[Dataset records]
◇ ◇ ◇
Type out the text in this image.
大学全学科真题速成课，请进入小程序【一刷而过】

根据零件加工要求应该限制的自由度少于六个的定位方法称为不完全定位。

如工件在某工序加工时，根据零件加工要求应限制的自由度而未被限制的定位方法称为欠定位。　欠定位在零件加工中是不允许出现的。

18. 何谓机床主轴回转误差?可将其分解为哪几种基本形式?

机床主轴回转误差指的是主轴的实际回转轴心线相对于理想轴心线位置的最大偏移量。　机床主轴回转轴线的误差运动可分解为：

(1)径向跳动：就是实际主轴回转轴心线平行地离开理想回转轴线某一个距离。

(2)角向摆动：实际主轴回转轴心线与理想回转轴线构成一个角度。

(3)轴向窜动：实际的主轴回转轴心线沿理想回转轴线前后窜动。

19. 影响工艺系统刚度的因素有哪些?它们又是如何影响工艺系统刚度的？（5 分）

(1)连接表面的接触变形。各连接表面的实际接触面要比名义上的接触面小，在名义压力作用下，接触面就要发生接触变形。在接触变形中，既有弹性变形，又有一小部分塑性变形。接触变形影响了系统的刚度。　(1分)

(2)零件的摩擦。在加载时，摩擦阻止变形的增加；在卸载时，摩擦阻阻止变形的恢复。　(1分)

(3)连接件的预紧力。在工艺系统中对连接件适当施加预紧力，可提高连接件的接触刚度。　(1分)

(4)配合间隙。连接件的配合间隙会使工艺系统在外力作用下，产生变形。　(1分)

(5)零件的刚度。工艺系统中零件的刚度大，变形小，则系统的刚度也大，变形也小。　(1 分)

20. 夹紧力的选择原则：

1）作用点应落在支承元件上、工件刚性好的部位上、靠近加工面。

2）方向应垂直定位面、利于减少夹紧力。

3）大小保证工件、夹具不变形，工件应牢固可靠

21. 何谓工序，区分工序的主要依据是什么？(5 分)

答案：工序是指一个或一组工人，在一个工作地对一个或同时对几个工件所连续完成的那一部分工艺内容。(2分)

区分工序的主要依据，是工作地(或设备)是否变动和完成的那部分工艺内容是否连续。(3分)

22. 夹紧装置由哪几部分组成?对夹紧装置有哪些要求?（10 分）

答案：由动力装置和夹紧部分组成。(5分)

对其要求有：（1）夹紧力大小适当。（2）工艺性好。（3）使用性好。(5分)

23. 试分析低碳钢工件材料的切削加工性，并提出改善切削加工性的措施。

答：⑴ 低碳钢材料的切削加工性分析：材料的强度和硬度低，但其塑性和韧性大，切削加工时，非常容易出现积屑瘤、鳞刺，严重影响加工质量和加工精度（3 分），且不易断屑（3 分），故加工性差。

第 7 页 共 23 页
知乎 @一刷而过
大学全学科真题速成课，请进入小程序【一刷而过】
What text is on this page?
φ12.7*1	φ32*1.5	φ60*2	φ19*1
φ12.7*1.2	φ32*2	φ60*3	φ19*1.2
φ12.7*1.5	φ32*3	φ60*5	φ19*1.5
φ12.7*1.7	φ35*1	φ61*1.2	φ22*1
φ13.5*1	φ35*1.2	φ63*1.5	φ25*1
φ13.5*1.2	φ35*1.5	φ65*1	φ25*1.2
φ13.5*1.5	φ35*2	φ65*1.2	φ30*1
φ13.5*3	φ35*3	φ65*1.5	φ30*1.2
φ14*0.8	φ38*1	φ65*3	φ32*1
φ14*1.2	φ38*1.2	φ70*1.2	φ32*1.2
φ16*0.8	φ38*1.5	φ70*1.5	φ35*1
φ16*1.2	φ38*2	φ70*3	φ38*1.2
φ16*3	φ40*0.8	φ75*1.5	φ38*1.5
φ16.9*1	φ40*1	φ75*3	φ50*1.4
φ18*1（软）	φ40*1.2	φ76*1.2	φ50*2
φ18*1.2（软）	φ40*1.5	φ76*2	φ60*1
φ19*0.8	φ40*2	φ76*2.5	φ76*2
◇ ◇ ◇
● EXERCISE PROMPT: Above are some records; repeat all of them exactly.

● RESULT:
Type out the text in this image.
大学全学科真题速成课，请进入小程序【一刷而过】

根据零件加工要求应该限制的自由度少于六个的定位方法称为不完全定位。

如工件在某工序加工时，根据零件加工要求应限制的自由度而未被限制的定位方法称为欠定位。　欠定位在零件加工中是不允许出现的。

18. 何谓机床主轴回转误差?可将其分解为哪几种基本形式?

机床主轴回转误差指的是主轴的实际回转轴心线相对于理想轴心线位置的最大偏移量。　机床主轴回转轴线的误差运动可分解为：

(1)径向跳动：就是实际主轴回转轴心线平行地离开理想回转轴线某一个距离。

(2)角向摆动：实际主轴回转轴心线与理想回转轴线构成一个角度。

(3)轴向窜动：实际的主轴回转轴心线沿理想回转轴线前后窜动。

19. 影响工艺系统刚度的因素有哪些?它们又是如何影响工艺系统刚度的？（5 分）

(1)连接表面的接触变形。各连接表面的实际接触面要比名义上的接触面小，在名义压力作用下，接触面就要发生接触变形。在接触变形中，既有弹性变形，又有一小部分塑性变形。接触变形影响了系统的刚度。　(1分)

(2)零件的摩擦。在加载时，摩擦阻止变形的增加；在卸载时，摩擦阻阻止变形的恢复。　(1分)

(3)连接件的预紧力。在工艺系统中对连接件适当施加预紧力，可提高连接件的接触刚度。　(1分)

(4)配合间隙。连接件的配合间隙会使工艺系统在外力作用下，产生变形。　(1分)

(5)零件的刚度。工艺系统中零件的刚度大，变形小，则系统的刚度也大，变形也小。　(1 分)

20. 夹紧力的选择原则：

1）作用点应落在支承元件上、工件刚性好的部位上、靠近加工面。

2）方向应垂直定位面、利于减少夹紧力。

3）大小保证工件、夹具不变形，工件应牢固可靠

21. 何谓工序，区分工序的主要依据是什么？(5 分)

答案：工序是指一个或一组工人，在一个工作地对一个或同时对几个工件所连续完成的那一部分工艺内容。(2分)

区分工序的主要依据，是工作地(或设备)是否变动和完成的那部分工艺内容是否连续。(3分)

22. 夹紧装置由哪几部分组成?对夹紧装置有哪些要求?（10 分）

答案：由动力装置和夹紧部分组成。(5分)

对其要求有：（1）夹紧力大小适当。（2）工艺性好。（3）使用性好。(5分)

23. 试分析低碳钢工件材料的切削加工性，并提出改善切削加工性的措施。

答：⑴ 低碳钢材料的切削加工性分析：材料的强度和硬度低，但其塑性和韧性大，切削加工时，非常容易出现积屑瘤、鳞刺，严重影响加工质量和加工精度（3 分），且不易断屑（3 分），故加工性差。

第 7 页 共 23 页
知乎 @一刷而过
大学全学科真题速成课，请进入小程序【一刷而过】
What text is on this page?
φ12.7*1	φ32*1.5	φ60*2	φ19*1
φ12.7*1.2	φ32*2	φ60*3	φ19*1.2
φ12.7*1.5	φ32*3	φ60*5	φ19*1.5
φ12.7*1.7	φ35*1	φ61*1.2	φ22*1
φ13.5*1	φ35*1.2	φ63*1.5	φ25*1
φ13.5*1.2	φ35*1.5	φ65*1	φ25*1.2
φ13.5*1.5	φ35*2	φ65*1.2	φ30*1
φ13.5*3	φ35*3	φ65*1.5	φ30*1.2
φ14*0.8	φ38*1	φ65*3	φ32*1
φ14*1.2	φ38*1.2	φ70*1.2	φ32*1.2
φ16*0.8	φ38*1.5	φ70*1.5	φ35*1
φ16*1.2	φ38*2	φ70*3	φ38*1.2
φ16*3	φ40*0.8	φ75*1.5	φ38*1.5
φ16.9*1	φ40*1	φ75*3	φ50*1.4
φ18*1（软）	φ40*1.2	φ76*1.2	φ50*2
φ18*1.2（软）	φ40*1.5	φ76*2	φ60*1
φ19*0.8	φ40*2	φ76*2.5	φ76*2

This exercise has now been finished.